Your goal.
Reproduce the listing below verbatim.
** start Available data **
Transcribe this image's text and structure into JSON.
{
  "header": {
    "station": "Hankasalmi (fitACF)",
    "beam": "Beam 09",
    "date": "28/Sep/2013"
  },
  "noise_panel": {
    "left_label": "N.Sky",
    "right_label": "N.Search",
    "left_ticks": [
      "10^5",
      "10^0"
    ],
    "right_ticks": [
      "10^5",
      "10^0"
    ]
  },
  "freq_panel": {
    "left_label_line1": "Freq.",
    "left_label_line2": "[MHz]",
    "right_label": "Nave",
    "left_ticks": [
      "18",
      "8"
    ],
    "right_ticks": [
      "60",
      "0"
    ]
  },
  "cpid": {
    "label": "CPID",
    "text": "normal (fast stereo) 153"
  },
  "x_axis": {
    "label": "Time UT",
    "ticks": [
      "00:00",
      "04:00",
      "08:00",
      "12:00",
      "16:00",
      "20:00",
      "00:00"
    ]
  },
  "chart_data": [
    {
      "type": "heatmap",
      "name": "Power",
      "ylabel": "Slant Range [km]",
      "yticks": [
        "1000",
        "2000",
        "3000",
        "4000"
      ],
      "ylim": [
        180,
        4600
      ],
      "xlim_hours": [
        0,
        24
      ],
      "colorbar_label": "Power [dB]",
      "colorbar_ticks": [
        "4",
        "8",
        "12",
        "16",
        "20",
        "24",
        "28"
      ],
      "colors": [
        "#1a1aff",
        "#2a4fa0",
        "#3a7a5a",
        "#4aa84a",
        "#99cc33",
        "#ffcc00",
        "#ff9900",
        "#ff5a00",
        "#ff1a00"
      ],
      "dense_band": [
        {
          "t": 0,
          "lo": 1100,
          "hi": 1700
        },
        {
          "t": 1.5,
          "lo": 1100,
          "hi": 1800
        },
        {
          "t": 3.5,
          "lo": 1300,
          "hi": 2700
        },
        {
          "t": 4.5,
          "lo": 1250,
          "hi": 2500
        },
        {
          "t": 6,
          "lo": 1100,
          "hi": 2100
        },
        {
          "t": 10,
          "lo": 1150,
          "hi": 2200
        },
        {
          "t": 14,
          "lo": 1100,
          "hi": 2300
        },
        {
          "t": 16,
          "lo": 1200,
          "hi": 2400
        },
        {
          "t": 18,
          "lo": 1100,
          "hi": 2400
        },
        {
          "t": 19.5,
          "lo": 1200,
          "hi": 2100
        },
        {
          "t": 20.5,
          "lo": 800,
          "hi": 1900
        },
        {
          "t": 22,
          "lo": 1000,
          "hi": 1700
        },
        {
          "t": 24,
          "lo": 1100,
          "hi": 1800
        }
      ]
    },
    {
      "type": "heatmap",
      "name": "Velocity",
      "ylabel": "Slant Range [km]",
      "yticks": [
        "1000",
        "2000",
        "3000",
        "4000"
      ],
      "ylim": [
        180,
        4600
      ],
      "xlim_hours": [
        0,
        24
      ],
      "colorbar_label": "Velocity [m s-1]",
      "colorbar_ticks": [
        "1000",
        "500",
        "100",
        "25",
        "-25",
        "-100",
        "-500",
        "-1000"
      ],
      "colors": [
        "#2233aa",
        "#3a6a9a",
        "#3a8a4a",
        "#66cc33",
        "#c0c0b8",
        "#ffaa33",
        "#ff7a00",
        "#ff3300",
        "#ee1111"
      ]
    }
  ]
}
** end Available data **
Solved exercise.
Transcribe this image's text and structure into JSON.
{
  "header": {
    "station": "Hankasalmi (fitACF)",
    "beam": "Beam 09",
    "date": "28/Sep/2013"
  },
  "noise_panel": {
    "left_label": "N.Sky",
    "right_label": "N.Search",
    "left_ticks": [
      "10^5",
      "10^0"
    ],
    "right_ticks": [
      "10^5",
      "10^0"
    ]
  },
  "freq_panel": {
    "left_label_line1": "Freq.",
    "left_label_line2": "[MHz]",
    "right_label": "Nave",
    "left_ticks": [
      "18",
      "8"
    ],
    "right_ticks": [
      "60",
      "0"
    ]
  },
  "cpid": {
    "label": "CPID",
    "text": "normal (fast stereo) 153"
  },
  "x_axis": {
    "label": "Time UT",
    "ticks": [
      "00:00",
      "04:00",
      "08:00",
      "12:00",
      "16:00",
      "20:00",
      "00:00"
    ]
  },
  "chart_data": [
    {
      "type": "heatmap",
      "name": "Power",
      "ylabel": "Slant Range [km]",
      "yticks": [
        "1000",
        "2000",
        "3000",
        "4000"
      ],
      "ylim": [
        180,
        4600
      ],
      "xlim_hours": [
        0,
        24
      ],
      "colorbar_label": "Power [dB]",
      "colorbar_ticks": [
        "4",
        "8",
        "12",
        "16",
        "20",
        "24",
        "28"
      ],
      "colors": [
        "#1a1aff",
        "#2a4fa0",
        "#3a7a5a",
        "#4aa84a",
        "#99cc33",
        "#ffcc00",
        "#ff9900",
        "#ff5a00",
        "#ff1a00"
      ],
      "dense_band": [
        {
          "t": 0,
          "lo": 1100,
          "hi": 1700
        },
        {
          "t": 1.5,
          "lo": 1100,
          "hi": 1800
        },
        {
          "t": 3.5,
          "lo": 1300,
          "hi": 2700
        },
        {
          "t": 4.5,
          "lo": 1250,
          "hi": 2500
        },
        {
          "t": 6,
          "lo": 1100,
          "hi": 2100
        },
        {
          "t": 10,
          "lo": 1150,
          "hi": 2200
        },
        {
          "t": 14,
          "lo": 1100,
          "hi": 2300
        },
        {
          "t": 16,
          "lo": 1200,
          "hi": 2400
        },
        {
          "t": 18,
          "lo": 1100,
          "hi": 2400
        },
        {
          "t": 19.5,
          "lo": 1200,
          "hi": 2100
        },
        {
          "t": 20.5,
          "lo": 800,
          "hi": 1900
        },
        {
          "t": 22,
          "lo": 1000,
          "hi": 1700
        },
        {
          "t": 24,
          "lo": 1100,
          "hi": 1800
        }
      ]
    },
    {
      "type": "heatmap",
      "name": "Velocity",
      "ylabel": "Slant Range [km]",
      "yticks": [
        "1000",
        "2000",
        "3000",
        "4000"
      ],
      "ylim": [
        180,
        4600
      ],
      "xlim_hours": [
        0,
        24
      ],
      "colorbar_label": "Velocity [m s-1]",
      "colorbar_ticks": [
        "1000",
        "500",
        "100",
        "25",
        "-25",
        "-100",
        "-500",
        "-1000"
      ],
      "colors": [
        "#2233aa",
        "#3a6a9a",
        "#3a8a4a",
        "#66cc33",
        "#c0c0b8",
        "#ffaa33",
        "#ff7a00",
        "#ff3300",
        "#ee1111"
      ]
    }
  ]
}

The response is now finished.